Written request ▸ Pick out every line of the entries below where "SDTVAR" occurs, and copy those lines.

Items ▸
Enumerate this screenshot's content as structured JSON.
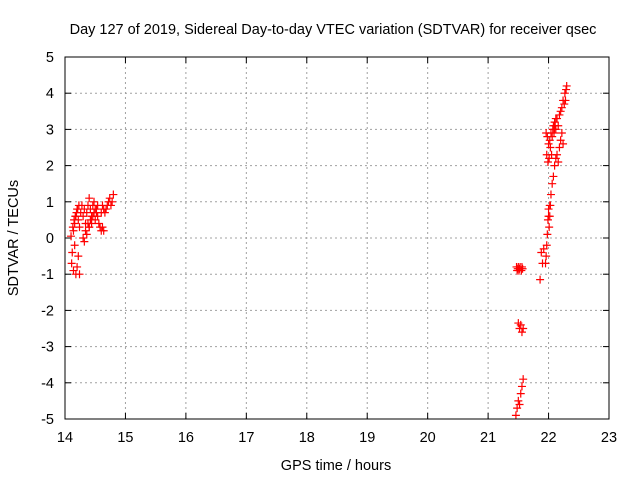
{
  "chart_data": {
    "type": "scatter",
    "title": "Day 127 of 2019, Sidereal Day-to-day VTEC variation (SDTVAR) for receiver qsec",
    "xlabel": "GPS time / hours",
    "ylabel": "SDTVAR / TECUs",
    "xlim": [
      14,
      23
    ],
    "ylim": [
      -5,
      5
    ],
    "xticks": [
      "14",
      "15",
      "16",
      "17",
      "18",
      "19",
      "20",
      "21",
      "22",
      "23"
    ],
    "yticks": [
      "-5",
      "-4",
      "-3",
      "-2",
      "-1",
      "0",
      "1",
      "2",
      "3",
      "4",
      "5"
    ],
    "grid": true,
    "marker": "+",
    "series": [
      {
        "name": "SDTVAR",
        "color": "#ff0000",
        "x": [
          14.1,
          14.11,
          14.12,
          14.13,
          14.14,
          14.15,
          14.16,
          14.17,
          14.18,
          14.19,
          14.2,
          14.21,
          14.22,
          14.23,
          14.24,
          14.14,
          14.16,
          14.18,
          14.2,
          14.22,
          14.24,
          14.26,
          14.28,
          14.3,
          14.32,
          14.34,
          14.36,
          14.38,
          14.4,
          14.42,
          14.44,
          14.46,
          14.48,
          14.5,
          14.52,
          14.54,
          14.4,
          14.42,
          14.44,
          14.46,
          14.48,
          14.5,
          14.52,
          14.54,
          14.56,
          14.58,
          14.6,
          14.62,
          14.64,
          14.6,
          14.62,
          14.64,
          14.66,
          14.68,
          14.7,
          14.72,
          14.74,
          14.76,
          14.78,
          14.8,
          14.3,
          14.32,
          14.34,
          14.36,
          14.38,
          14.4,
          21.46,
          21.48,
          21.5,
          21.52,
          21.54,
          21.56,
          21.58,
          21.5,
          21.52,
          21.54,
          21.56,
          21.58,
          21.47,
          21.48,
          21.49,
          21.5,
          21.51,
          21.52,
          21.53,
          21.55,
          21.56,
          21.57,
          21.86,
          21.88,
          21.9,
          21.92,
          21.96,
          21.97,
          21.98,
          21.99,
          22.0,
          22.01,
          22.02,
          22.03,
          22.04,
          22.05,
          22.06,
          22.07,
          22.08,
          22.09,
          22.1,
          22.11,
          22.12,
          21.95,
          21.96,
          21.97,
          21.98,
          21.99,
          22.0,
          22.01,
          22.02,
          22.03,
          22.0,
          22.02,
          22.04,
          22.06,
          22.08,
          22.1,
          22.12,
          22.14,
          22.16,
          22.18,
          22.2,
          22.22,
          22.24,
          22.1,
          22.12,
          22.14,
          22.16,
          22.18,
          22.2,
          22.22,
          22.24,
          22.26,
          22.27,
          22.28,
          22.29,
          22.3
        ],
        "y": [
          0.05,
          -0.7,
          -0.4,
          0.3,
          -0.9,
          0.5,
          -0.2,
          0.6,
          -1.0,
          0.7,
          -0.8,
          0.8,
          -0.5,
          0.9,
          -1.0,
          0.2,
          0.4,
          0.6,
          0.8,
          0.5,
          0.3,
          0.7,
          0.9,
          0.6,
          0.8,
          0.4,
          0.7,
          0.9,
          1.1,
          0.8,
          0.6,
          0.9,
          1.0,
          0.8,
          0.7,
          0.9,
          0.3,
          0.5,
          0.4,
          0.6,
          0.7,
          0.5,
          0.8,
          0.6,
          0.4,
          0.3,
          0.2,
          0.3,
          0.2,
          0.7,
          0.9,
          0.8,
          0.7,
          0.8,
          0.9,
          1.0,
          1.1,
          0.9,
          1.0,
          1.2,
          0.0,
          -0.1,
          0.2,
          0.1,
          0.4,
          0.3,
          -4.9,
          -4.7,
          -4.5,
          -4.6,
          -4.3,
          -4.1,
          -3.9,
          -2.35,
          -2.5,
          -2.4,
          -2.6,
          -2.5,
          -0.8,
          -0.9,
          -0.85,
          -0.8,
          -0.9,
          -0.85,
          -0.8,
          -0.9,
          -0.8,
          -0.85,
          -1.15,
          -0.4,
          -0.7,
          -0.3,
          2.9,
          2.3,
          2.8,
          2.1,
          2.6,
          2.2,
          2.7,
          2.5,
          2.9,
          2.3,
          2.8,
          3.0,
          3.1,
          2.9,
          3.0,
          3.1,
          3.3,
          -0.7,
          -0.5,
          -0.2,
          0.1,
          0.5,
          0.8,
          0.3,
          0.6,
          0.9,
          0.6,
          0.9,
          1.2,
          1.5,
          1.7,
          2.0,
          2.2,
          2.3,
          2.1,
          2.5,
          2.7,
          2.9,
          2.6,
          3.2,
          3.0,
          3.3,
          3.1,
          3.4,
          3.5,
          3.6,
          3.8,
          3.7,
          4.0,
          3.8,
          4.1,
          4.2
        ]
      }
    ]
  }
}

Solved exercise ▸
    "title": "Day 127 of 2019, Sidereal Day-to-day VTEC variation (SDTVAR) for receiver qsec",
    "ylabel": "SDTVAR / TECUs",
        "name": "SDTVAR",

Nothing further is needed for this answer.